■ **WORK INSTRUCTIONS**
Copy every line of the data that contains the string "Сохранить".

■ **RECORDS SHOWN**
========================================================================

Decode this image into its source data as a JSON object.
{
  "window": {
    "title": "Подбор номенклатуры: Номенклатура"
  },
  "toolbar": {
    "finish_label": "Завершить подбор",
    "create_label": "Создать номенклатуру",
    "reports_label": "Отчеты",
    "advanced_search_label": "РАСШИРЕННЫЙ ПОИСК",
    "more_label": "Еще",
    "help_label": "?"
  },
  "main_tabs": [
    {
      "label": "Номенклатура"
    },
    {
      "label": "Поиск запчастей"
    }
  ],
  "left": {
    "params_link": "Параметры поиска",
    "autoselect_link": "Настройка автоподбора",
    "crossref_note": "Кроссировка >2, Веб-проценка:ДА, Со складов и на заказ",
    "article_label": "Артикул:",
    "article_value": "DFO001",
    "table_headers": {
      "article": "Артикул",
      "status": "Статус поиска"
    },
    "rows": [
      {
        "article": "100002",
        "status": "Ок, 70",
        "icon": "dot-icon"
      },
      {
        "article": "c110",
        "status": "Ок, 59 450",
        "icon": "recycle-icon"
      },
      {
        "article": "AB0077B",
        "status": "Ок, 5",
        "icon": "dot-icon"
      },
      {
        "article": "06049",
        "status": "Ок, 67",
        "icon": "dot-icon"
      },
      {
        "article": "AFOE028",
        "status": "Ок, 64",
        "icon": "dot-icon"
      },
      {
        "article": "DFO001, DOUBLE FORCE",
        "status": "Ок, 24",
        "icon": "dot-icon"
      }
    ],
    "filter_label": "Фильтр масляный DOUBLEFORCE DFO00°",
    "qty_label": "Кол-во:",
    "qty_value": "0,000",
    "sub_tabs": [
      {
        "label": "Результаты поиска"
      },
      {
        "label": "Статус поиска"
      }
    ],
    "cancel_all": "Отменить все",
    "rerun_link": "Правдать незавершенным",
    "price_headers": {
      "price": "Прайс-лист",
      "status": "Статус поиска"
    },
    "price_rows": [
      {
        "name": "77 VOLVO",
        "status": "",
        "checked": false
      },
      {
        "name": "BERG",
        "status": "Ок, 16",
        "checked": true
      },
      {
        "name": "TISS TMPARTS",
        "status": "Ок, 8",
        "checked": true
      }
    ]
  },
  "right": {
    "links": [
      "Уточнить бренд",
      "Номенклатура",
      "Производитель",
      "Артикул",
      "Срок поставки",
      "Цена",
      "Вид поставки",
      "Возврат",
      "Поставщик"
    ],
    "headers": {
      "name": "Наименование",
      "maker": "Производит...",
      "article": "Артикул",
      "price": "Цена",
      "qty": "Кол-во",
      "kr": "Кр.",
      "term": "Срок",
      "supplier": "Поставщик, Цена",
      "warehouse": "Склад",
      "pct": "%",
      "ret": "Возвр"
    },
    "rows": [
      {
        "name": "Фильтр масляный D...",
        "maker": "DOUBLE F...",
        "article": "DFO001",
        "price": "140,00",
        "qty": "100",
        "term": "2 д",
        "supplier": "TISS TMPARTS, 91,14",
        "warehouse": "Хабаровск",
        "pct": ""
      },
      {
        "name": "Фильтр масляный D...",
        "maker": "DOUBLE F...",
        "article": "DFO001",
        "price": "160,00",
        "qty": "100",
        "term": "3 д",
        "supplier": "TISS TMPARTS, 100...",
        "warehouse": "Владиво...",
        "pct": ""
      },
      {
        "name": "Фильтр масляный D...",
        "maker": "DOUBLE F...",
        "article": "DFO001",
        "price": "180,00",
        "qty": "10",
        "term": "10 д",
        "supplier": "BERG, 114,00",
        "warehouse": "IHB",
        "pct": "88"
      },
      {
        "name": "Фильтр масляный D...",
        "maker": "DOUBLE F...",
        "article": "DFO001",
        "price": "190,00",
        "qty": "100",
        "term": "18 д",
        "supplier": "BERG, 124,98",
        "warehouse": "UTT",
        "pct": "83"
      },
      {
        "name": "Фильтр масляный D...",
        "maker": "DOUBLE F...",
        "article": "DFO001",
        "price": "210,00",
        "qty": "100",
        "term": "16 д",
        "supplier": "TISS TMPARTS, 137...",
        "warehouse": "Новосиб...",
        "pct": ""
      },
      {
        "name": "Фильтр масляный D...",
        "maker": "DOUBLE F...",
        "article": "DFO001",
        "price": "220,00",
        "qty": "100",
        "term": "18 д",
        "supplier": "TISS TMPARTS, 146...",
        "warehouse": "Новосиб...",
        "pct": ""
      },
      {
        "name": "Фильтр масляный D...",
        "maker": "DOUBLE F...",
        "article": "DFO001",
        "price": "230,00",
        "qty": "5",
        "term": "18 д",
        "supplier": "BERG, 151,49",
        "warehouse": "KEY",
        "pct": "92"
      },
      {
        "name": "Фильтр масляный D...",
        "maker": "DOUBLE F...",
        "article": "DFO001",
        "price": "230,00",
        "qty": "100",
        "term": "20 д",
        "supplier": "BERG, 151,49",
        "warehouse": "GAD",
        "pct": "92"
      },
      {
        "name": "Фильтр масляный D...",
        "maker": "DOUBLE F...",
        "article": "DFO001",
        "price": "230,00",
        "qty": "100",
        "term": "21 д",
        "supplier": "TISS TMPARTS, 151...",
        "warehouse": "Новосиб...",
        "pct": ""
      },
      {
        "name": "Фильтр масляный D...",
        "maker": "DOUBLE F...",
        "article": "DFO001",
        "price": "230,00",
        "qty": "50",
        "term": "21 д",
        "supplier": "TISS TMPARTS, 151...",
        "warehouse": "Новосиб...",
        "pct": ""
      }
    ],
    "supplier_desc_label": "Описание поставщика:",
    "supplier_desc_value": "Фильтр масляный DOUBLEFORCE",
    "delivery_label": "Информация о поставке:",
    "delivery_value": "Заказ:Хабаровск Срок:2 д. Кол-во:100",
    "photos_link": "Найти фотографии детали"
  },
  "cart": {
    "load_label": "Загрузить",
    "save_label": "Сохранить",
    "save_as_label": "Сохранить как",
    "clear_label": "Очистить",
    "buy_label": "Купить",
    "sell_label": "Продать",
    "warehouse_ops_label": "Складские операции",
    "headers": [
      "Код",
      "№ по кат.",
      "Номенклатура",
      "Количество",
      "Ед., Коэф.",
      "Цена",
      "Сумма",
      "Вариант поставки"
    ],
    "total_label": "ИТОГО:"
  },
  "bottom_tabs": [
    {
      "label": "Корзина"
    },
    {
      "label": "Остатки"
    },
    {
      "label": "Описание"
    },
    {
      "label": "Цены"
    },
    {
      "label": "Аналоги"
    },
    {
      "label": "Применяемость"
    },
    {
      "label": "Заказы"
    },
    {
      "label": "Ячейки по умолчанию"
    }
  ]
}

========================================================================

■ **EXERCISE ANSWER**
    "save_label": "Сохранить",
    "save_as_label": "Сохранить как",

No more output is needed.